Copy out all of the data exactly as it appears.

════

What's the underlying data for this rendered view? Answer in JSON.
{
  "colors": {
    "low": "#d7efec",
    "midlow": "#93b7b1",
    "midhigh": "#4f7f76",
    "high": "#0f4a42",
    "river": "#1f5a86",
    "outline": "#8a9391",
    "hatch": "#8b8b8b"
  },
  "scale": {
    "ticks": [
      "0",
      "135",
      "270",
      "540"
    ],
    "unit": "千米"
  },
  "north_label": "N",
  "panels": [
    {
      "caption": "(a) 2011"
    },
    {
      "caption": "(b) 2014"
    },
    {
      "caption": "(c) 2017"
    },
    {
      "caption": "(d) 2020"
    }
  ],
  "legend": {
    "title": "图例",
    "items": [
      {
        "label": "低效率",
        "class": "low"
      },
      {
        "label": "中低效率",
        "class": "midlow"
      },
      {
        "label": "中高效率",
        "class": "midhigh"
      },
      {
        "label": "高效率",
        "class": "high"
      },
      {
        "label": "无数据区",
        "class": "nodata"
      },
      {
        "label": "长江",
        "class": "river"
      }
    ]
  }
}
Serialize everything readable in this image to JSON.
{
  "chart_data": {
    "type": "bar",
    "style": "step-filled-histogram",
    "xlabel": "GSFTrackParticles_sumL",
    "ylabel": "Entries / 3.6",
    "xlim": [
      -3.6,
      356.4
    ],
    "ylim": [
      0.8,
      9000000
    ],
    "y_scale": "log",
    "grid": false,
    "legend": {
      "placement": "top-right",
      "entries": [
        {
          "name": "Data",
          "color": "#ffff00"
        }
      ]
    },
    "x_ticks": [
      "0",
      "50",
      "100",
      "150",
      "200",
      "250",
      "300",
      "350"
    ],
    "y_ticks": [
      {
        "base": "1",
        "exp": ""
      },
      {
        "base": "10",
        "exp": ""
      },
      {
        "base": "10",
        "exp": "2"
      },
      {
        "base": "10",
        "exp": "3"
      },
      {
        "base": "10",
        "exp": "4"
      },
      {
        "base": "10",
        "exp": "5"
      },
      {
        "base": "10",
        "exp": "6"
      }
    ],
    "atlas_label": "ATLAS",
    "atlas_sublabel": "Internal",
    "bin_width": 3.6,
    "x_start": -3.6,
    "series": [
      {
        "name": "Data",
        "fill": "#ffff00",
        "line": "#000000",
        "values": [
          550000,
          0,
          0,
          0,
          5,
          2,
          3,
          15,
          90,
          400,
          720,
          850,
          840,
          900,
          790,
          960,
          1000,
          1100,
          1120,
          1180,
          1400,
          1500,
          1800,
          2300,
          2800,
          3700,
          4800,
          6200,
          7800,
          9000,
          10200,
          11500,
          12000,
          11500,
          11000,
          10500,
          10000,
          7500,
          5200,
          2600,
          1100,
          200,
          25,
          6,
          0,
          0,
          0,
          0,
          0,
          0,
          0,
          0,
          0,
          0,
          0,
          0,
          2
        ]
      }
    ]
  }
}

════

### Response to the exercise
What's the underlying data for this rendered view? Answer in JSON.
{
  "colors": {
    "low": "#d7efec",
    "midlow": "#93b7b1",
    "midhigh": "#4f7f76",
    "high": "#0f4a42",
    "river": "#1f5a86",
    "outline": "#8a9391",
    "hatch": "#8b8b8b"
  },
  "scale": {
    "ticks": [
      "0",
      "135",
      "270",
      "540"
    ],
    "unit": "千米"
  },
  "north_label": "N",
  "panels": [
    {
      "caption": "(a) 2011"
    },
    {
      "caption": "(b) 2014"
    },
    {
      "caption": "(c) 2017"
    },
    {
      "caption": "(d) 2020"
    }
  ],
  "legend": {
    "title": "图例",
    "items": [
      {
        "label": "低效率",
        "class": "low"
      },
      {
        "label": "中低效率",
        "class": "midlow"
      },
      {
        "label": "中高效率",
        "class": "midhigh"
      },
      {
        "label": "高效率",
        "class": "high"
      },
      {
        "label": "无数据区",
        "class": "nodata"
      },
      {
        "label": "长江",
        "class": "river"
      }
    ]
  }
}
Serialize everything readable in this image to JSON.
{
  "chart_data": {
    "type": "bar",
    "style": "step-filled-histogram",
    "xlabel": "GSFTrackParticles_sumL",
    "ylabel": "Entries / 3.6",
    "xlim": [
      -3.6,
      356.4
    ],
    "ylim": [
      0.8,
      9000000
    ],
    "y_scale": "log",
    "grid": false,
    "legend": {
      "placement": "top-right",
      "entries": [
        {
          "name": "Data",
          "color": "#ffff00"
        }
      ]
    },
    "x_ticks": [
      "0",
      "50",
      "100",
      "150",
      "200",
      "250",
      "300",
      "350"
    ],
    "y_ticks": [
      {
        "base": "1",
        "exp": ""
      },
      {
        "base": "10",
        "exp": ""
      },
      {
        "base": "10",
        "exp": "2"
      },
      {
        "base": "10",
        "exp": "3"
      },
      {
        "base": "10",
        "exp": "4"
      },
      {
        "base": "10",
        "exp": "5"
      },
      {
        "base": "10",
        "exp": "6"
      }
    ],
    "atlas_label": "ATLAS",
    "atlas_sublabel": "Internal",
    "bin_width": 3.6,
    "x_start": -3.6,
    "series": [
      {
        "name": "Data",
        "fill": "#ffff00",
        "line": "#000000",
        "values": [
          550000,
          0,
          0,
          0,
          5,
          2,
          3,
          15,
          90,
          400,
          720,
          850,
          840,
          900,
          790,
          960,
          1000,
          1100,
          1120,
          1180,
          1400,
          1500,
          1800,
          2300,
          2800,
          3700,
          4800,
          6200,
          7800,
          9000,
          10200,
          11500,
          12000,
          11500,
          11000,
          10500,
          10000,
          7500,
          5200,
          2600,
          1100,
          200,
          25,
          6,
          0,
          0,
          0,
          0,
          0,
          0,
          0,
          0,
          0,
          0,
          0,
          0,
          2
        ]
      }
    ]
  }
}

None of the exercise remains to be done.